(SHORT TASK): Transcribe each of the records below exactly, excluding all pictures.

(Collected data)
****

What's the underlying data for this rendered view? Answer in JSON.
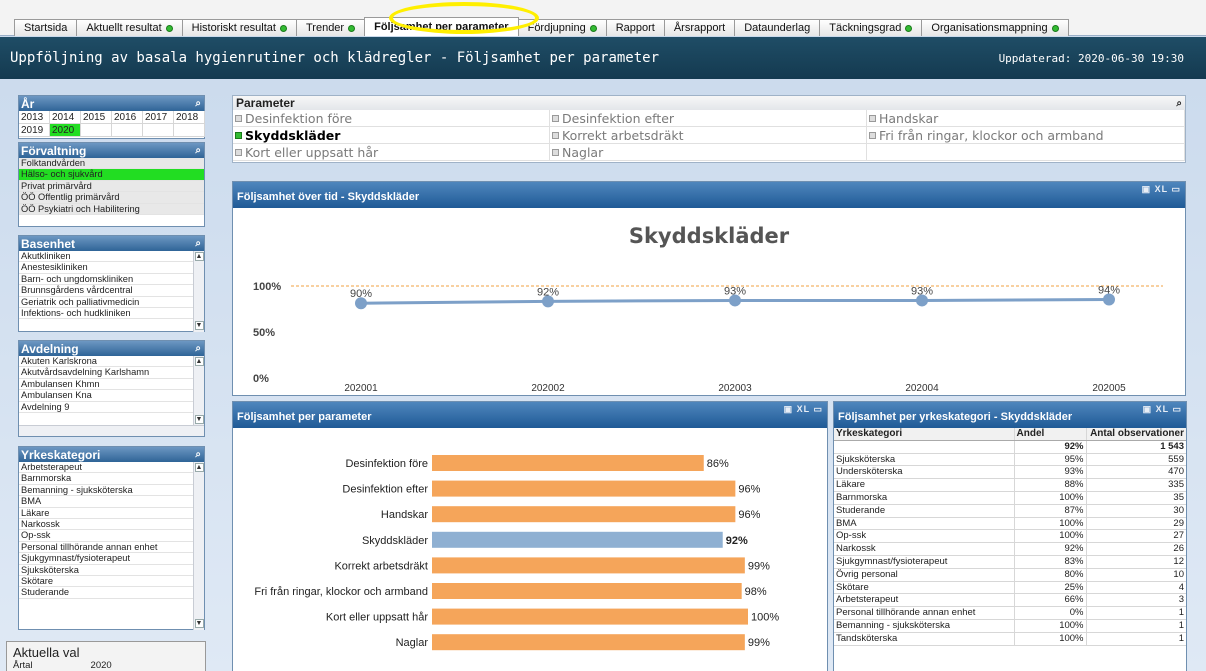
{
  "tabs": [
    {
      "label": "Startsida",
      "dot": false
    },
    {
      "label": "Aktuellt resultat",
      "dot": true
    },
    {
      "label": "Historiskt resultat",
      "dot": true
    },
    {
      "label": "Trender",
      "dot": true
    },
    {
      "label": "Följsamhet per parameter",
      "dot": false,
      "active": true
    },
    {
      "label": "Fördjupning",
      "dot": true
    },
    {
      "label": "Rapport",
      "dot": false
    },
    {
      "label": "Årsrapport",
      "dot": false
    },
    {
      "label": "Dataunderlag",
      "dot": false
    },
    {
      "label": "Täckningsgrad",
      "dot": true
    },
    {
      "label": "Organisationsmappning",
      "dot": true
    }
  ],
  "header": {
    "title": "Uppföljning av basala hygienrutiner och klädregler - Följsamhet per parameter",
    "updated": "Uppdaterad: 2020-06-30 19:30"
  },
  "sidebar": {
    "year": {
      "title": "År",
      "years": [
        "2013",
        "2014",
        "2015",
        "2016",
        "2017",
        "2018",
        "2019",
        "2020"
      ],
      "selected": "2020"
    },
    "forvaltning": {
      "title": "Förvaltning",
      "items": [
        "Folktandvården",
        "Hälso- och sjukvård",
        "Privat primärvård",
        "ÖÖ Offentlig primärvård",
        "ÖÖ Psykiatri och Habilitering"
      ],
      "selected": "Hälso- och sjukvård"
    },
    "basenhet": {
      "title": "Basenhet",
      "items": [
        "Akutkliniken",
        "Anestesikliniken",
        "Barn- och ungdomskliniken",
        "Brunnsgårdens vårdcentral",
        "Geriatrik och palliativmedicin",
        "Infektions- och hudkliniken"
      ]
    },
    "avdelning": {
      "title": "Avdelning",
      "items": [
        "Akuten Karlskrona",
        "Akutvårdsavdelning Karlshamn",
        "Ambulansen Khmn",
        "Ambulansen Kna",
        "Avdelning 9"
      ]
    },
    "yrkeskategori": {
      "title": "Yrkeskategori",
      "items": [
        "Arbetsterapeut",
        "Barnmorska",
        "Bemanning - sjuksköterska",
        "BMA",
        "Läkare",
        "Narkossk",
        "Op-ssk",
        "Personal tillhörande annan enhet",
        "Sjukgymnast/fysioterapeut",
        "Sjuksköterska",
        "Skötare",
        "Studerande"
      ]
    },
    "aktuella_val": {
      "title": "Aktuella val",
      "field": "Årtal",
      "value": "2020"
    }
  },
  "parameter": {
    "title": "Parameter",
    "items": [
      {
        "label": "Desinfektion före",
        "selected": false
      },
      {
        "label": "Desinfektion efter",
        "selected": false
      },
      {
        "label": "Handskar",
        "selected": false
      },
      {
        "label": "Skyddskläder",
        "selected": true
      },
      {
        "label": "Korrekt arbetsdräkt",
        "selected": false
      },
      {
        "label": "Fri från ringar, klockor och armband",
        "selected": false
      },
      {
        "label": "Kort eller uppsatt hår",
        "selected": false
      },
      {
        "label": "Naglar",
        "selected": false
      },
      {
        "label": "",
        "selected": false
      }
    ]
  },
  "line_panel": {
    "title": "Följsamhet över tid - Skyddskläder",
    "icons": "▣ XL ▭"
  },
  "bar_panel": {
    "title": "Följsamhet per parameter",
    "icons": "▣ XL ▭"
  },
  "table_panel": {
    "title": "Följsamhet per yrkeskategori - Skyddskläder",
    "icons": "▣ XL ▭",
    "headers": [
      "Yrkeskategori",
      "Andel",
      "Antal observationer"
    ],
    "total": {
      "andel": "92%",
      "antal": "1 543"
    },
    "rows": [
      [
        "Sjuksköterska",
        "95%",
        "559"
      ],
      [
        "Undersköterska",
        "93%",
        "470"
      ],
      [
        "Läkare",
        "88%",
        "335"
      ],
      [
        "Barnmorska",
        "100%",
        "35"
      ],
      [
        "Studerande",
        "87%",
        "30"
      ],
      [
        "BMA",
        "100%",
        "29"
      ],
      [
        "Op-ssk",
        "100%",
        "27"
      ],
      [
        "Narkossk",
        "92%",
        "26"
      ],
      [
        "Sjukgymnast/fysioterapeut",
        "83%",
        "12"
      ],
      [
        "Övrig personal",
        "80%",
        "10"
      ],
      [
        "Skötare",
        "25%",
        "4"
      ],
      [
        "Arbetsterapeut",
        "66%",
        "3"
      ],
      [
        "Personal tillhörande annan enhet",
        "0%",
        "1"
      ],
      [
        "Bemanning - sjuksköterska",
        "100%",
        "1"
      ],
      [
        "Tandsköterska",
        "100%",
        "1"
      ]
    ]
  },
  "colors": {
    "accent_green": "#22dd22",
    "bar_orange": "#f5a55a",
    "bar_blue": "#8fb0d2",
    "line_blue": "#7da0c8",
    "ref_orange": "#f0a040"
  },
  "chart_data": [
    {
      "type": "line",
      "title": "Skyddskläder",
      "x": [
        "202001",
        "202002",
        "202003",
        "202004",
        "202005"
      ],
      "values": [
        90,
        92,
        93,
        93,
        94
      ],
      "data_labels": [
        "90%",
        "92%",
        "93%",
        "93%",
        "94%"
      ],
      "yticks": [
        "0%",
        "50%",
        "100%"
      ],
      "ylim": [
        0,
        100
      ],
      "reference_line": 100
    },
    {
      "type": "bar",
      "orientation": "horizontal",
      "categories": [
        "Desinfektion före",
        "Desinfektion efter",
        "Handskar",
        "Skyddskläder",
        "Korrekt arbetsdräkt",
        "Fri från ringar, klockor och armband",
        "Kort eller uppsatt hår",
        "Naglar"
      ],
      "values": [
        86,
        96,
        96,
        92,
        99,
        98,
        100,
        99
      ],
      "data_labels": [
        "86%",
        "96%",
        "96%",
        "92%",
        "99%",
        "98%",
        "100%",
        "99%"
      ],
      "highlight": "Skyddskläder",
      "xlim": [
        0,
        100
      ]
    }
  ]
}
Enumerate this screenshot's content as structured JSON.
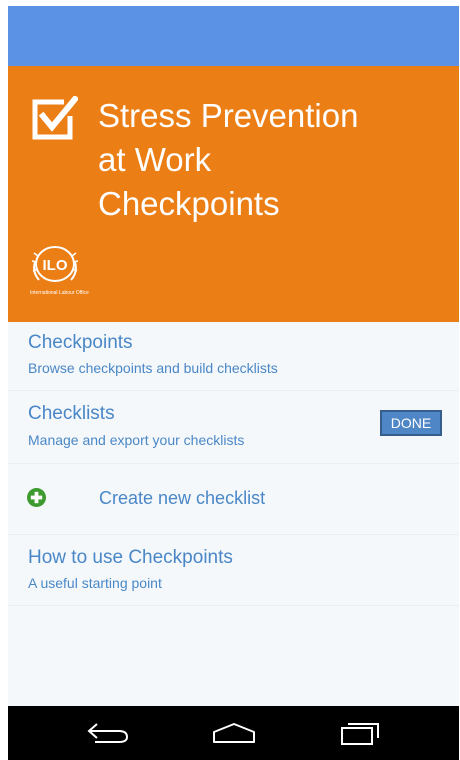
{
  "app": {
    "title": "Stress Prevention\nat Work\nCheckpoints",
    "logo_caption": "International Labour Office",
    "logo_mark": "ILO"
  },
  "menu": {
    "checkpoints": {
      "title": "Checkpoints",
      "subtitle": "Browse checkpoints and build checklists"
    },
    "checklists": {
      "title": "Checklists",
      "subtitle": "Manage and export your checklists",
      "done_label": "DONE"
    },
    "create": {
      "label": "Create new checklist",
      "icon": "plus-circle-icon"
    },
    "howto": {
      "title": "How to use Checkpoints",
      "subtitle": "A useful starting point"
    }
  },
  "nav": {
    "back_icon": "back-icon",
    "home_icon": "home-icon",
    "recents_icon": "recents-icon"
  },
  "colors": {
    "status_bar": "#5b92e5",
    "hero": "#ec7e16",
    "link": "#4a87c7",
    "done_button": "#4f86c6",
    "plus_icon": "#3d9a2f"
  }
}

****

(TASK OUTPUT):
What's the underlying data for this rendered view? Answer in JSON.
{
  "tabs": [
    {
      "label": "Startsida",
      "dot": false
    },
    {
      "label": "Aktuellt resultat",
      "dot": true
    },
    {
      "label": "Historiskt resultat",
      "dot": true
    },
    {
      "label": "Trender",
      "dot": true
    },
    {
      "label": "Följsamhet per parameter",
      "dot": false,
      "active": true
    },
    {
      "label": "Fördjupning",
      "dot": true
    },
    {
      "label": "Rapport",
      "dot": false
    },
    {
      "label": "Årsrapport",
      "dot": false
    },
    {
      "label": "Dataunderlag",
      "dot": false
    },
    {
      "label": "Täckningsgrad",
      "dot": true
    },
    {
      "label": "Organisationsmappning",
      "dot": true
    }
  ],
  "header": {
    "title": "Uppföljning av basala hygienrutiner och klädregler - Följsamhet per parameter",
    "updated": "Uppdaterad: 2020-06-30 19:30"
  },
  "sidebar": {
    "year": {
      "title": "År",
      "years": [
        "2013",
        "2014",
        "2015",
        "2016",
        "2017",
        "2018",
        "2019",
        "2020"
      ],
      "selected": "2020"
    },
    "forvaltning": {
      "title": "Förvaltning",
      "items": [
        "Folktandvården",
        "Hälso- och sjukvård",
        "Privat primärvård",
        "ÖÖ Offentlig primärvård",
        "ÖÖ Psykiatri och Habilitering"
      ],
      "selected": "Hälso- och sjukvård"
    },
    "basenhet": {
      "title": "Basenhet",
      "items": [
        "Akutkliniken",
        "Anestesikliniken",
        "Barn- och ungdomskliniken",
        "Brunnsgårdens vårdcentral",
        "Geriatrik och palliativmedicin",
        "Infektions- och hudkliniken"
      ]
    },
    "avdelning": {
      "title": "Avdelning",
      "items": [
        "Akuten Karlskrona",
        "Akutvårdsavdelning Karlshamn",
        "Ambulansen Khmn",
        "Ambulansen Kna",
        "Avdelning 9"
      ]
    },
    "yrkeskategori": {
      "title": "Yrkeskategori",
      "items": [
        "Arbetsterapeut",
        "Barnmorska",
        "Bemanning - sjuksköterska",
        "BMA",
        "Läkare",
        "Narkossk",
        "Op-ssk",
        "Personal tillhörande annan enhet",
        "Sjukgymnast/fysioterapeut",
        "Sjuksköterska",
        "Skötare",
        "Studerande"
      ]
    },
    "aktuella_val": {
      "title": "Aktuella val",
      "field": "Årtal",
      "value": "2020"
    }
  },
  "parameter": {
    "title": "Parameter",
    "items": [
      {
        "label": "Desinfektion före",
        "selected": false
      },
      {
        "label": "Desinfektion efter",
        "selected": false
      },
      {
        "label": "Handskar",
        "selected": false
      },
      {
        "label": "Skyddskläder",
        "selected": true
      },
      {
        "label": "Korrekt arbetsdräkt",
        "selected": false
      },
      {
        "label": "Fri från ringar, klockor och armband",
        "selected": false
      },
      {
        "label": "Kort eller uppsatt hår",
        "selected": false
      },
      {
        "label": "Naglar",
        "selected": false
      },
      {
        "label": "",
        "selected": false
      }
    ]
  },
  "line_panel": {
    "title": "Följsamhet över tid - Skyddskläder",
    "icons": "▣ XL ▭"
  },
  "bar_panel": {
    "title": "Följsamhet per parameter",
    "icons": "▣ XL ▭"
  },
  "table_panel": {
    "title": "Följsamhet per yrkeskategori - Skyddskläder",
    "icons": "▣ XL ▭",
    "headers": [
      "Yrkeskategori",
      "Andel",
      "Antal observationer"
    ],
    "total": {
      "andel": "92%",
      "antal": "1 543"
    },
    "rows": [
      [
        "Sjuksköterska",
        "95%",
        "559"
      ],
      [
        "Undersköterska",
        "93%",
        "470"
      ],
      [
        "Läkare",
        "88%",
        "335"
      ],
      [
        "Barnmorska",
        "100%",
        "35"
      ],
      [
        "Studerande",
        "87%",
        "30"
      ],
      [
        "BMA",
        "100%",
        "29"
      ],
      [
        "Op-ssk",
        "100%",
        "27"
      ],
      [
        "Narkossk",
        "92%",
        "26"
      ],
      [
        "Sjukgymnast/fysioterapeut",
        "83%",
        "12"
      ],
      [
        "Övrig personal",
        "80%",
        "10"
      ],
      [
        "Skötare",
        "25%",
        "4"
      ],
      [
        "Arbetsterapeut",
        "66%",
        "3"
      ],
      [
        "Personal tillhörande annan enhet",
        "0%",
        "1"
      ],
      [
        "Bemanning - sjuksköterska",
        "100%",
        "1"
      ],
      [
        "Tandsköterska",
        "100%",
        "1"
      ]
    ]
  },
  "colors": {
    "accent_green": "#22dd22",
    "bar_orange": "#f5a55a",
    "bar_blue": "#8fb0d2",
    "line_blue": "#7da0c8",
    "ref_orange": "#f0a040"
  },
  "chart_data": [
    {
      "type": "line",
      "title": "Skyddskläder",
      "x": [
        "202001",
        "202002",
        "202003",
        "202004",
        "202005"
      ],
      "values": [
        90,
        92,
        93,
        93,
        94
      ],
      "data_labels": [
        "90%",
        "92%",
        "93%",
        "93%",
        "94%"
      ],
      "yticks": [
        "0%",
        "50%",
        "100%"
      ],
      "ylim": [
        0,
        100
      ],
      "reference_line": 100
    },
    {
      "type": "bar",
      "orientation": "horizontal",
      "categories": [
        "Desinfektion före",
        "Desinfektion efter",
        "Handskar",
        "Skyddskläder",
        "Korrekt arbetsdräkt",
        "Fri från ringar, klockor och armband",
        "Kort eller uppsatt hår",
        "Naglar"
      ],
      "values": [
        86,
        96,
        96,
        92,
        99,
        98,
        100,
        99
      ],
      "data_labels": [
        "86%",
        "96%",
        "96%",
        "92%",
        "99%",
        "98%",
        "100%",
        "99%"
      ],
      "highlight": "Skyddskläder",
      "xlim": [
        0,
        100
      ]
    }
  ]
}
Enumerate this screenshot's content as structured JSON.
{
  "app": {
    "title": "Stress Prevention\nat Work\nCheckpoints",
    "logo_caption": "International Labour Office",
    "logo_mark": "ILO"
  },
  "menu": {
    "checkpoints": {
      "title": "Checkpoints",
      "subtitle": "Browse checkpoints and build checklists"
    },
    "checklists": {
      "title": "Checklists",
      "subtitle": "Manage and export your checklists",
      "done_label": "DONE"
    },
    "create": {
      "label": "Create new checklist",
      "icon": "plus-circle-icon"
    },
    "howto": {
      "title": "How to use Checkpoints",
      "subtitle": "A useful starting point"
    }
  },
  "nav": {
    "back_icon": "back-icon",
    "home_icon": "home-icon",
    "recents_icon": "recents-icon"
  },
  "colors": {
    "status_bar": "#5b92e5",
    "hero": "#ec7e16",
    "link": "#4a87c7",
    "done_button": "#4f86c6",
    "plus_icon": "#3d9a2f"
  }
}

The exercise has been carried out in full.